### TASK
Locate the word "JSON" in the data below, then copy every line that holds it.
━━ TASK INPUT ━━
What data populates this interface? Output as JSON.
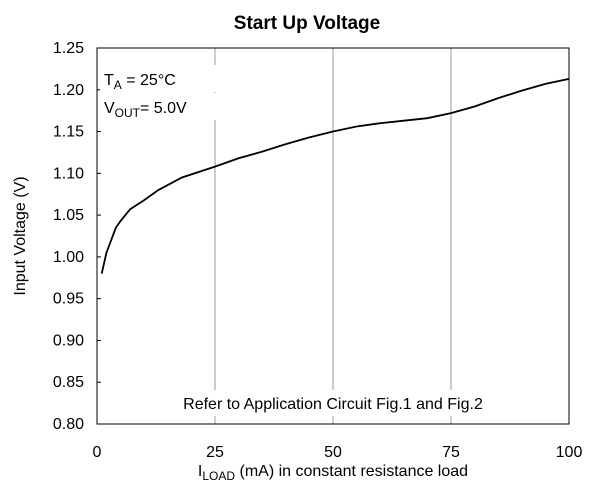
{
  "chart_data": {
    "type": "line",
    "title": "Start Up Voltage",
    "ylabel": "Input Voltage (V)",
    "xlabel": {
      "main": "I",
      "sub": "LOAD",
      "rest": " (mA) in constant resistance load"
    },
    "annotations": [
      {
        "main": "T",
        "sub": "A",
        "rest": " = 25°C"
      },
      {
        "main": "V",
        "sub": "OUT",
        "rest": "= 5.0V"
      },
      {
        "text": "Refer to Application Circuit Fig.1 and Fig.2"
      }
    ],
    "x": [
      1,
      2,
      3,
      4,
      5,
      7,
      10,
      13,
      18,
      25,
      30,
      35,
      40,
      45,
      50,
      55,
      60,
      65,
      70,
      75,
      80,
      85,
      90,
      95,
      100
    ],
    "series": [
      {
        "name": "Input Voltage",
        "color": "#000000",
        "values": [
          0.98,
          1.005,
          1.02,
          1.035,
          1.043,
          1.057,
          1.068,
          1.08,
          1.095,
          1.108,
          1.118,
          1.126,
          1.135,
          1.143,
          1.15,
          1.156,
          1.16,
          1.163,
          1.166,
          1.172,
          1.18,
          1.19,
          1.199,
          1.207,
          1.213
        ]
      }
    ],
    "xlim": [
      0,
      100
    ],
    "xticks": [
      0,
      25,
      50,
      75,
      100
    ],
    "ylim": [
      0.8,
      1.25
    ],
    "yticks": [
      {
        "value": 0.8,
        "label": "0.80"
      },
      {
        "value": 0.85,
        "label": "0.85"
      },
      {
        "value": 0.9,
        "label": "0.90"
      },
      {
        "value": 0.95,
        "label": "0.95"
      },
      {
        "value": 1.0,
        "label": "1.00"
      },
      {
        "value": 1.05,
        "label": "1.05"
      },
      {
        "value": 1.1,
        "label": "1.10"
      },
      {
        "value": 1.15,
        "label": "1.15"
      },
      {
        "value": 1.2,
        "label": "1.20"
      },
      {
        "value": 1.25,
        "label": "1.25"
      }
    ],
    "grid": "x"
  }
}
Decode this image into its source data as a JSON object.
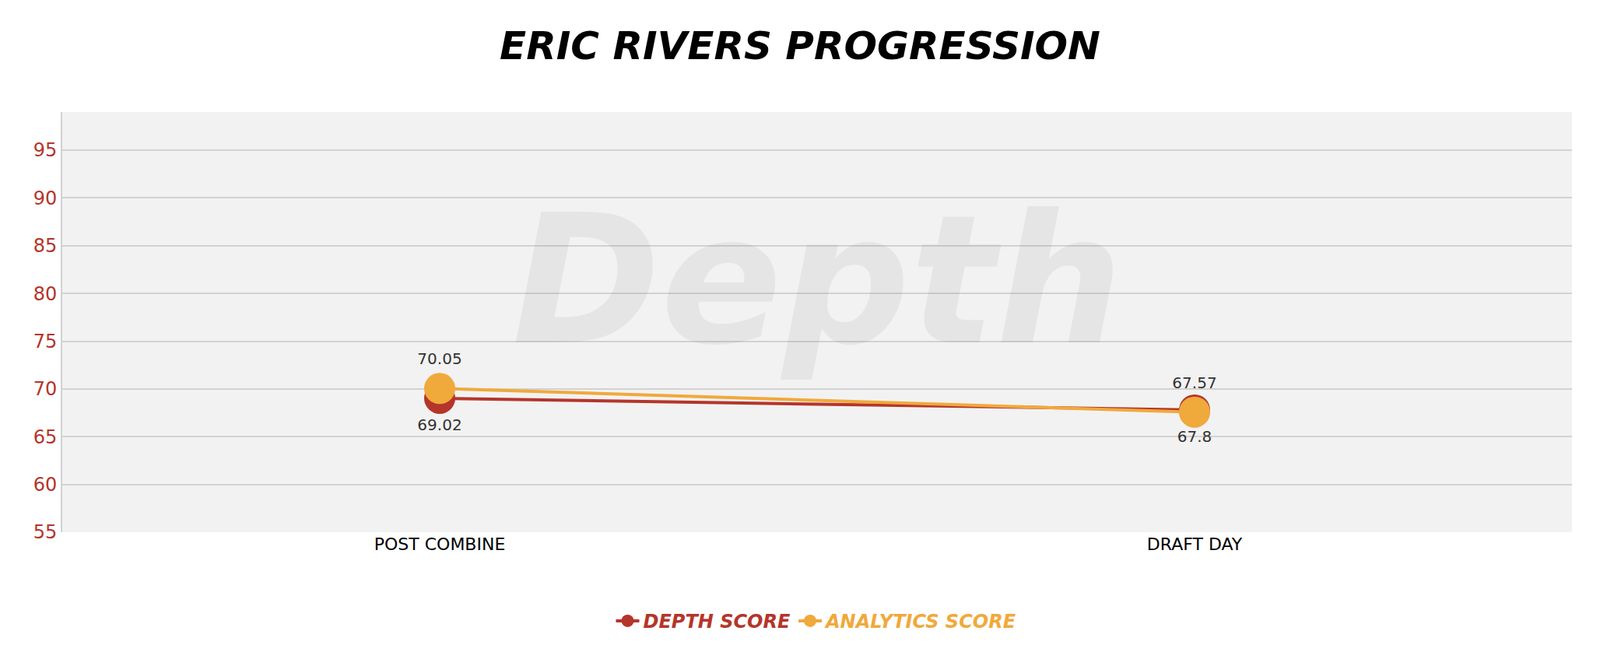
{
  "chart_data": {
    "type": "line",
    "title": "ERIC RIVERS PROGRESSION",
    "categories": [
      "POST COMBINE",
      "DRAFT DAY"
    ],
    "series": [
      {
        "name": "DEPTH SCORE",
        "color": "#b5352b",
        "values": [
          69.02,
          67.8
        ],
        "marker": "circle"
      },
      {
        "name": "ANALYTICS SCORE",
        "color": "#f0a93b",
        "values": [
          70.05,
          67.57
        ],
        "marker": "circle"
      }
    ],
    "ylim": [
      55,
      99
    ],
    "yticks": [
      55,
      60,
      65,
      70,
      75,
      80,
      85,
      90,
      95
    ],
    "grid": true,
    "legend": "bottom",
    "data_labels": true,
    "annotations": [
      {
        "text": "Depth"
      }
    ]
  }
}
━━━
### THE ANSWER
What data populates this interface? Output as JSON.
Decode this image into its source data as a JSON object.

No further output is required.